# EXERCISE:
Drop all images and give the records again exactly.

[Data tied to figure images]
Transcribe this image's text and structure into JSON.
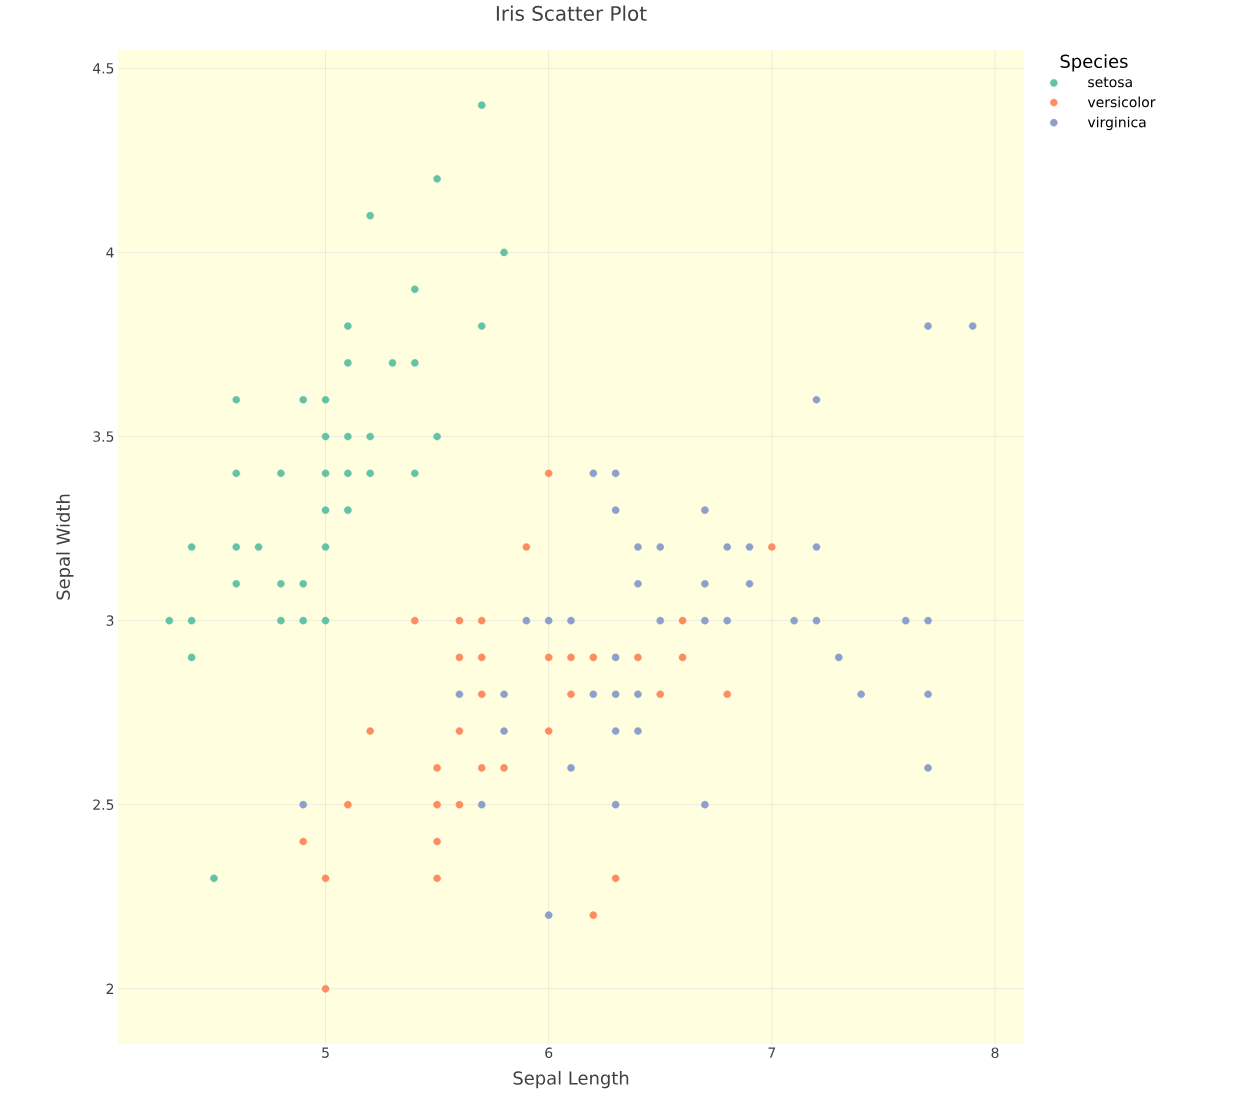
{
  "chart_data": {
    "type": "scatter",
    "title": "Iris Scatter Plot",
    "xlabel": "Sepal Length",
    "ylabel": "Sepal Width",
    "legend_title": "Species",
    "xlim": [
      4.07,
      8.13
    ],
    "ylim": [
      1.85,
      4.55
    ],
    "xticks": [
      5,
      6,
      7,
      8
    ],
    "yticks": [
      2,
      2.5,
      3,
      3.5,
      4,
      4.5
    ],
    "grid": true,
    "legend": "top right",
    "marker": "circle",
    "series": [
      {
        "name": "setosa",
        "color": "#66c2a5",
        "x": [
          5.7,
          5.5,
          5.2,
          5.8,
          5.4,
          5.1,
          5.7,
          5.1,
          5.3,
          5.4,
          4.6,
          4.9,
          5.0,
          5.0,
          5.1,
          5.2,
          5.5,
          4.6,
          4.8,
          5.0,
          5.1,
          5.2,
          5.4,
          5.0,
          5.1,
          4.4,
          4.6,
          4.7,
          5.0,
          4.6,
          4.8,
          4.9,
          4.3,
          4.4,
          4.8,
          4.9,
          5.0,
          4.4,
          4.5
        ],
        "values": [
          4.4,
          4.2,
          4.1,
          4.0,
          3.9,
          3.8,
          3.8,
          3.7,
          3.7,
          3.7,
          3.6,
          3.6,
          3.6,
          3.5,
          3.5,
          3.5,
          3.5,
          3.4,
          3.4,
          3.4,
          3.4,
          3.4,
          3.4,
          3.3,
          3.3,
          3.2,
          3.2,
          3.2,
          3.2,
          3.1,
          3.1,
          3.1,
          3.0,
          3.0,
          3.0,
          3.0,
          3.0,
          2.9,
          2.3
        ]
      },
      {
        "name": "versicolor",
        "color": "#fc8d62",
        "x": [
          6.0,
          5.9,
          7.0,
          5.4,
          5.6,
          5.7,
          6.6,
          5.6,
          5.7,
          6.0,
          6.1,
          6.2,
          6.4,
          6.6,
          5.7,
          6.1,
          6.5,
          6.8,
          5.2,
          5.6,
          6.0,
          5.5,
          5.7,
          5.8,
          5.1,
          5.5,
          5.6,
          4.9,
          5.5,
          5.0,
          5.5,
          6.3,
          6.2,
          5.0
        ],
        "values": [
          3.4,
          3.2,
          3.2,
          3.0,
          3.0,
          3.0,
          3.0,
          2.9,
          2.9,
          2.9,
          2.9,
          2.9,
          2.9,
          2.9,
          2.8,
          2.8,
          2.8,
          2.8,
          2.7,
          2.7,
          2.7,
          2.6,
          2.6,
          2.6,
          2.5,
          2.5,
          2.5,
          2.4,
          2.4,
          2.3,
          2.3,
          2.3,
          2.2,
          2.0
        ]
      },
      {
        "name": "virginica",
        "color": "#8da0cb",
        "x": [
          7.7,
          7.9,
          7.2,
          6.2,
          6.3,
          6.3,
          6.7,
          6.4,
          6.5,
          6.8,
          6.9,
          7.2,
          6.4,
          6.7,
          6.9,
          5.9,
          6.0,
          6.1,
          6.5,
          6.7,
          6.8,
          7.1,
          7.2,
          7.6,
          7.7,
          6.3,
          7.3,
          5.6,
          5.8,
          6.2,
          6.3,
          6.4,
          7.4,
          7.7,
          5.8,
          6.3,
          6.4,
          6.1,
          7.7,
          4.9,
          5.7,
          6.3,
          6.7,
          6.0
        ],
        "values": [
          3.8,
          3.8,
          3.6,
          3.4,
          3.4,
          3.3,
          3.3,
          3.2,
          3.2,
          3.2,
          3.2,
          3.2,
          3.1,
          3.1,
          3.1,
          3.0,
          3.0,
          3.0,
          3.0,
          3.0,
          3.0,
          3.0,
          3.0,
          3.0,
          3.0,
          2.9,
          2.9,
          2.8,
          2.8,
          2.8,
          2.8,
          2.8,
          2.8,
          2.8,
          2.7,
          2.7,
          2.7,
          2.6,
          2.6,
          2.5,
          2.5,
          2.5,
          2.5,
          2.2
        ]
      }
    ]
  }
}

# SOLUTION FOR THIS TASK:
Transcribe this image's text and structure into JSON.
{
  "chart_data": {
    "type": "scatter",
    "title": "Iris Scatter Plot",
    "xlabel": "Sepal Length",
    "ylabel": "Sepal Width",
    "legend_title": "Species",
    "xlim": [
      4.07,
      8.13
    ],
    "ylim": [
      1.85,
      4.55
    ],
    "xticks": [
      5,
      6,
      7,
      8
    ],
    "yticks": [
      2,
      2.5,
      3,
      3.5,
      4,
      4.5
    ],
    "grid": true,
    "legend": "top right",
    "marker": "circle",
    "series": [
      {
        "name": "setosa",
        "color": "#66c2a5",
        "x": [
          5.7,
          5.5,
          5.2,
          5.8,
          5.4,
          5.1,
          5.7,
          5.1,
          5.3,
          5.4,
          4.6,
          4.9,
          5.0,
          5.0,
          5.1,
          5.2,
          5.5,
          4.6,
          4.8,
          5.0,
          5.1,
          5.2,
          5.4,
          5.0,
          5.1,
          4.4,
          4.6,
          4.7,
          5.0,
          4.6,
          4.8,
          4.9,
          4.3,
          4.4,
          4.8,
          4.9,
          5.0,
          4.4,
          4.5
        ],
        "values": [
          4.4,
          4.2,
          4.1,
          4.0,
          3.9,
          3.8,
          3.8,
          3.7,
          3.7,
          3.7,
          3.6,
          3.6,
          3.6,
          3.5,
          3.5,
          3.5,
          3.5,
          3.4,
          3.4,
          3.4,
          3.4,
          3.4,
          3.4,
          3.3,
          3.3,
          3.2,
          3.2,
          3.2,
          3.2,
          3.1,
          3.1,
          3.1,
          3.0,
          3.0,
          3.0,
          3.0,
          3.0,
          2.9,
          2.3
        ]
      },
      {
        "name": "versicolor",
        "color": "#fc8d62",
        "x": [
          6.0,
          5.9,
          7.0,
          5.4,
          5.6,
          5.7,
          6.6,
          5.6,
          5.7,
          6.0,
          6.1,
          6.2,
          6.4,
          6.6,
          5.7,
          6.1,
          6.5,
          6.8,
          5.2,
          5.6,
          6.0,
          5.5,
          5.7,
          5.8,
          5.1,
          5.5,
          5.6,
          4.9,
          5.5,
          5.0,
          5.5,
          6.3,
          6.2,
          5.0
        ],
        "values": [
          3.4,
          3.2,
          3.2,
          3.0,
          3.0,
          3.0,
          3.0,
          2.9,
          2.9,
          2.9,
          2.9,
          2.9,
          2.9,
          2.9,
          2.8,
          2.8,
          2.8,
          2.8,
          2.7,
          2.7,
          2.7,
          2.6,
          2.6,
          2.6,
          2.5,
          2.5,
          2.5,
          2.4,
          2.4,
          2.3,
          2.3,
          2.3,
          2.2,
          2.0
        ]
      },
      {
        "name": "virginica",
        "color": "#8da0cb",
        "x": [
          7.7,
          7.9,
          7.2,
          6.2,
          6.3,
          6.3,
          6.7,
          6.4,
          6.5,
          6.8,
          6.9,
          7.2,
          6.4,
          6.7,
          6.9,
          5.9,
          6.0,
          6.1,
          6.5,
          6.7,
          6.8,
          7.1,
          7.2,
          7.6,
          7.7,
          6.3,
          7.3,
          5.6,
          5.8,
          6.2,
          6.3,
          6.4,
          7.4,
          7.7,
          5.8,
          6.3,
          6.4,
          6.1,
          7.7,
          4.9,
          5.7,
          6.3,
          6.7,
          6.0
        ],
        "values": [
          3.8,
          3.8,
          3.6,
          3.4,
          3.4,
          3.3,
          3.3,
          3.2,
          3.2,
          3.2,
          3.2,
          3.2,
          3.1,
          3.1,
          3.1,
          3.0,
          3.0,
          3.0,
          3.0,
          3.0,
          3.0,
          3.0,
          3.0,
          3.0,
          3.0,
          2.9,
          2.9,
          2.8,
          2.8,
          2.8,
          2.8,
          2.8,
          2.8,
          2.8,
          2.7,
          2.7,
          2.7,
          2.6,
          2.6,
          2.5,
          2.5,
          2.5,
          2.5,
          2.2
        ]
      }
    ]
  }
}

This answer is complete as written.